[Extracted data entries]
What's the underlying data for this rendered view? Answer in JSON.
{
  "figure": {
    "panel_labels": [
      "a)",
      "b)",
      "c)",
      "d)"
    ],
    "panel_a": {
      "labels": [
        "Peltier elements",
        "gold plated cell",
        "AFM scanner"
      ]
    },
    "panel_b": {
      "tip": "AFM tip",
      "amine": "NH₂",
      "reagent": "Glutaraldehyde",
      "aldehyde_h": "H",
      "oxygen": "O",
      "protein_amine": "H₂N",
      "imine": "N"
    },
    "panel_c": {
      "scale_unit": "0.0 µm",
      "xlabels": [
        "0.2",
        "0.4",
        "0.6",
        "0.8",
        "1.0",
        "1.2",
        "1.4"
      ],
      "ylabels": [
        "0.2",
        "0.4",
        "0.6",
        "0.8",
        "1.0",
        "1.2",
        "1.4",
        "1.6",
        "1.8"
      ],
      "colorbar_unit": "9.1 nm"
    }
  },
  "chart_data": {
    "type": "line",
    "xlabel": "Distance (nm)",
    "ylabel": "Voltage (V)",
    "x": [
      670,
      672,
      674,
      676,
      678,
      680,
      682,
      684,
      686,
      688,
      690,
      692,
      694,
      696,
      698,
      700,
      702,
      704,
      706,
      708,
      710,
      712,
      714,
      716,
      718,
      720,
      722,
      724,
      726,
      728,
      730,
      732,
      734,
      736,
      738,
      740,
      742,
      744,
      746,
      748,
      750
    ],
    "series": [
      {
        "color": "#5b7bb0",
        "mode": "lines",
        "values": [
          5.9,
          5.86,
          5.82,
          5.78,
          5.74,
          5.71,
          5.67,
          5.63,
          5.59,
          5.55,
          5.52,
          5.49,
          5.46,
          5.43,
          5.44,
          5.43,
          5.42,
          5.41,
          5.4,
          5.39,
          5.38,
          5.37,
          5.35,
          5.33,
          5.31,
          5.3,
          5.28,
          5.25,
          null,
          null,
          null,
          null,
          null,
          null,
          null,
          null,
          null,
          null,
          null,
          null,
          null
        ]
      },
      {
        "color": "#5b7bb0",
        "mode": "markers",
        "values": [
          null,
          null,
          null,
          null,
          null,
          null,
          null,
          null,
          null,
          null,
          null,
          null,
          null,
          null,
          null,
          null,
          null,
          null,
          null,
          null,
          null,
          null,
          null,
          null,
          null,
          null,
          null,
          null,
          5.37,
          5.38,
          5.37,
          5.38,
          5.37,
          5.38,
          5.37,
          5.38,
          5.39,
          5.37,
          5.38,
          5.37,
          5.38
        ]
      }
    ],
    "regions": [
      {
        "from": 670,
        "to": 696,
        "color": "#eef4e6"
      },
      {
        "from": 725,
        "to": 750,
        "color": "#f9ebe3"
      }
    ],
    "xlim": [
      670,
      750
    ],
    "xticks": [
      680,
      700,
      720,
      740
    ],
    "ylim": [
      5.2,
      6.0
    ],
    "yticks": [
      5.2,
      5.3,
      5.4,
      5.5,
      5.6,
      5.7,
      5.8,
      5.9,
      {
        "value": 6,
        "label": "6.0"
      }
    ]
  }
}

→ GOAL OF THE EXERCISE
The records are to be retyped exactly. No line may be skipped.

→ ANSWER FOR THIS EXERCISE
What's the underlying data for this rendered view? Answer in JSON.
{
  "figure": {
    "panel_labels": [
      "a)",
      "b)",
      "c)",
      "d)"
    ],
    "panel_a": {
      "labels": [
        "Peltier elements",
        "gold plated cell",
        "AFM scanner"
      ]
    },
    "panel_b": {
      "tip": "AFM tip",
      "amine": "NH₂",
      "reagent": "Glutaraldehyde",
      "aldehyde_h": "H",
      "oxygen": "O",
      "protein_amine": "H₂N",
      "imine": "N"
    },
    "panel_c": {
      "scale_unit": "0.0 µm",
      "xlabels": [
        "0.2",
        "0.4",
        "0.6",
        "0.8",
        "1.0",
        "1.2",
        "1.4"
      ],
      "ylabels": [
        "0.2",
        "0.4",
        "0.6",
        "0.8",
        "1.0",
        "1.2",
        "1.4",
        "1.6",
        "1.8"
      ],
      "colorbar_unit": "9.1 nm"
    }
  },
  "chart_data": {
    "type": "line",
    "xlabel": "Distance (nm)",
    "ylabel": "Voltage (V)",
    "x": [
      670,
      672,
      674,
      676,
      678,
      680,
      682,
      684,
      686,
      688,
      690,
      692,
      694,
      696,
      698,
      700,
      702,
      704,
      706,
      708,
      710,
      712,
      714,
      716,
      718,
      720,
      722,
      724,
      726,
      728,
      730,
      732,
      734,
      736,
      738,
      740,
      742,
      744,
      746,
      748,
      750
    ],
    "series": [
      {
        "color": "#5b7bb0",
        "mode": "lines",
        "values": [
          5.9,
          5.86,
          5.82,
          5.78,
          5.74,
          5.71,
          5.67,
          5.63,
          5.59,
          5.55,
          5.52,
          5.49,
          5.46,
          5.43,
          5.44,
          5.43,
          5.42,
          5.41,
          5.4,
          5.39,
          5.38,
          5.37,
          5.35,
          5.33,
          5.31,
          5.3,
          5.28,
          5.25,
          null,
          null,
          null,
          null,
          null,
          null,
          null,
          null,
          null,
          null,
          null,
          null,
          null
        ]
      },
      {
        "color": "#5b7bb0",
        "mode": "markers",
        "values": [
          null,
          null,
          null,
          null,
          null,
          null,
          null,
          null,
          null,
          null,
          null,
          null,
          null,
          null,
          null,
          null,
          null,
          null,
          null,
          null,
          null,
          null,
          null,
          null,
          null,
          null,
          null,
          null,
          5.37,
          5.38,
          5.37,
          5.38,
          5.37,
          5.38,
          5.37,
          5.38,
          5.39,
          5.37,
          5.38,
          5.37,
          5.38
        ]
      }
    ],
    "regions": [
      {
        "from": 670,
        "to": 696,
        "color": "#eef4e6"
      },
      {
        "from": 725,
        "to": 750,
        "color": "#f9ebe3"
      }
    ],
    "xlim": [
      670,
      750
    ],
    "xticks": [
      680,
      700,
      720,
      740
    ],
    "ylim": [
      5.2,
      6.0
    ],
    "yticks": [
      5.2,
      5.3,
      5.4,
      5.5,
      5.6,
      5.7,
      5.8,
      5.9,
      {
        "value": 6,
        "label": "6.0"
      }
    ]
  }
}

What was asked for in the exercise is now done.